| Record excerpts |
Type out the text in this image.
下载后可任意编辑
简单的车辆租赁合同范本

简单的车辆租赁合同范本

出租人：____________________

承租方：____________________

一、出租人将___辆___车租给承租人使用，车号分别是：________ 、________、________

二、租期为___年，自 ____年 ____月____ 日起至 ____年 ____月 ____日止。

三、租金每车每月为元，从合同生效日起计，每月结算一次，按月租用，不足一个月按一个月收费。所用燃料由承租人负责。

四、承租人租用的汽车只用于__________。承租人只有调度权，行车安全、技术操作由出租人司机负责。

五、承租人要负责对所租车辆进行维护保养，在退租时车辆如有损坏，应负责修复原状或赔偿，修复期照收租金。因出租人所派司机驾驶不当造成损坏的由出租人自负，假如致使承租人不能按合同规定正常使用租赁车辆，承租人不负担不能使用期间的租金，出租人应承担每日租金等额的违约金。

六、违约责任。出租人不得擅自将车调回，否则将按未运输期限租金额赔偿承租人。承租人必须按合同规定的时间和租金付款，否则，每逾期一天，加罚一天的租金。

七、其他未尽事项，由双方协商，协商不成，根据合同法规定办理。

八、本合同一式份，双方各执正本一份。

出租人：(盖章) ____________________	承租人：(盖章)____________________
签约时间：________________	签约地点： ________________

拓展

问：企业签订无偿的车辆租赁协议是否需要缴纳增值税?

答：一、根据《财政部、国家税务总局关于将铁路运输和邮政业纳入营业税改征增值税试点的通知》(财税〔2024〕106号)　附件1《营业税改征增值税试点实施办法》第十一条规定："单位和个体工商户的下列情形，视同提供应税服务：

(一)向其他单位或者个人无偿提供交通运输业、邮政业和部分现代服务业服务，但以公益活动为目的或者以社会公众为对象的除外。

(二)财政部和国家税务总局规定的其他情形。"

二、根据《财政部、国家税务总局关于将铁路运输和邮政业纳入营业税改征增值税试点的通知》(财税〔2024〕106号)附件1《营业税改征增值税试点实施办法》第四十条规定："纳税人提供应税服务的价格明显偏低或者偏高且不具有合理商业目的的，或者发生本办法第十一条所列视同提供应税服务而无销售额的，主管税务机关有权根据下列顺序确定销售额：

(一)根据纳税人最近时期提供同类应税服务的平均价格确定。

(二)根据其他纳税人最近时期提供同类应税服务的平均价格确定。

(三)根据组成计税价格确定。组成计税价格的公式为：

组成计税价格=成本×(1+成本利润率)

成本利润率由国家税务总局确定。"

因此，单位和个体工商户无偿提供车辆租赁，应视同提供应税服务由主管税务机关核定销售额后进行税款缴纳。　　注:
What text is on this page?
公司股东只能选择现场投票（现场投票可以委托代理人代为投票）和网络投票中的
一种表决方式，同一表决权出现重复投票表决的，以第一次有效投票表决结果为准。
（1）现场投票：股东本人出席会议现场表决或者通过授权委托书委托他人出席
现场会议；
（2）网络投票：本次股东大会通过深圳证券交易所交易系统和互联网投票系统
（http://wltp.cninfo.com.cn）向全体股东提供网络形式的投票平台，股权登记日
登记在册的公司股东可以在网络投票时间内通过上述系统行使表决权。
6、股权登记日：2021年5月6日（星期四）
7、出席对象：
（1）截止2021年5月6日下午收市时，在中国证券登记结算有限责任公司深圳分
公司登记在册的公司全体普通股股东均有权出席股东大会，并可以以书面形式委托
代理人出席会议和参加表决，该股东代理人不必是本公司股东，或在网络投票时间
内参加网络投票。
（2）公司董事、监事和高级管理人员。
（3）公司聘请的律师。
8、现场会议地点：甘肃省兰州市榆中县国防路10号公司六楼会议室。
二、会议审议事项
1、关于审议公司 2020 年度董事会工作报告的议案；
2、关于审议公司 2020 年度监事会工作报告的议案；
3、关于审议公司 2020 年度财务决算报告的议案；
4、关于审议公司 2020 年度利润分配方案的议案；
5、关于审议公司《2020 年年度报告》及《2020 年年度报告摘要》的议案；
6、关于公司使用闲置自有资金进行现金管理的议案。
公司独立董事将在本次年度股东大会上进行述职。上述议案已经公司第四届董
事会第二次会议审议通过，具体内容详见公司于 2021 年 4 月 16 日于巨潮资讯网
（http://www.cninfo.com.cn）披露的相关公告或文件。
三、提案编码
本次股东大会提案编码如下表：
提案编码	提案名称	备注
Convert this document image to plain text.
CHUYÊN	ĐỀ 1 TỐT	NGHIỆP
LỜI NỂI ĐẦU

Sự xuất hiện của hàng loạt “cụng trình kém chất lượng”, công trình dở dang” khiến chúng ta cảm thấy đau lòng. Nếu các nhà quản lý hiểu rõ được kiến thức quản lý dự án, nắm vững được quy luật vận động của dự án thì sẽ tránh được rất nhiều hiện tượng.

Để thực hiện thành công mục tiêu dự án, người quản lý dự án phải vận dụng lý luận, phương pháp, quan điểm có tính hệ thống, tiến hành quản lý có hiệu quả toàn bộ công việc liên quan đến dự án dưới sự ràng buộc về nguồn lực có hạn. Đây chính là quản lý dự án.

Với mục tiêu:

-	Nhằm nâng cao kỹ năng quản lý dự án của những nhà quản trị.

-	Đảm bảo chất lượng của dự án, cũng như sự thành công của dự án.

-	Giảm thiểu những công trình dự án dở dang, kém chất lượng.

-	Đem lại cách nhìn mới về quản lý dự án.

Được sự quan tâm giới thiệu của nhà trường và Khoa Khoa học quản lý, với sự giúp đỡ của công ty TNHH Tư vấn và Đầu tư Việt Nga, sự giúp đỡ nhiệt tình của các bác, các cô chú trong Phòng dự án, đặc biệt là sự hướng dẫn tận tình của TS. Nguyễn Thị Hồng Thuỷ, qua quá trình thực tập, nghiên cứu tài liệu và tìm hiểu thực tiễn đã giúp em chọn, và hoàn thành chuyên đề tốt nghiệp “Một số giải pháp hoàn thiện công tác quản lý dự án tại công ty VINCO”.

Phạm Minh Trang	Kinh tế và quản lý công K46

| Required task |
Set out every line from the material that contains the string "thành".

| Solution for this exercise |
Để thực hiện thành công mục tiêu dự án, người quản lý dự án phải vận dụng lý luận, phương pháp, quan điểm có tính hệ thống, tiến hành quản lý có hiệu quả toàn bộ công việc liên quan đến dự án dưới sự ràng buộc về nguồn lực có hạn. Đây chính là quản lý dự án.
-	Đảm bảo chất lượng của dự án, cũng như sự thành công của dự án.
Được sự quan tâm giới thiệu của nhà trường và Khoa Khoa học quản lý, với sự giúp đỡ của công ty TNHH Tư vấn và Đầu tư Việt Nga, sự giúp đỡ nhiệt tình của các bác, các cô chú trong Phòng dự án, đặc biệt là sự hướng dẫn tận tình của TS. Nguyễn Thị Hồng Thuỷ, qua quá trình thực tập, nghiên cứu tài liệu và tìm hiểu thực tiễn đã giúp em chọn, và hoàn thành chuyên đề tốt nghiệp “Một số giải pháp hoàn thiện công tác quản lý dự án tại công ty VINCO”.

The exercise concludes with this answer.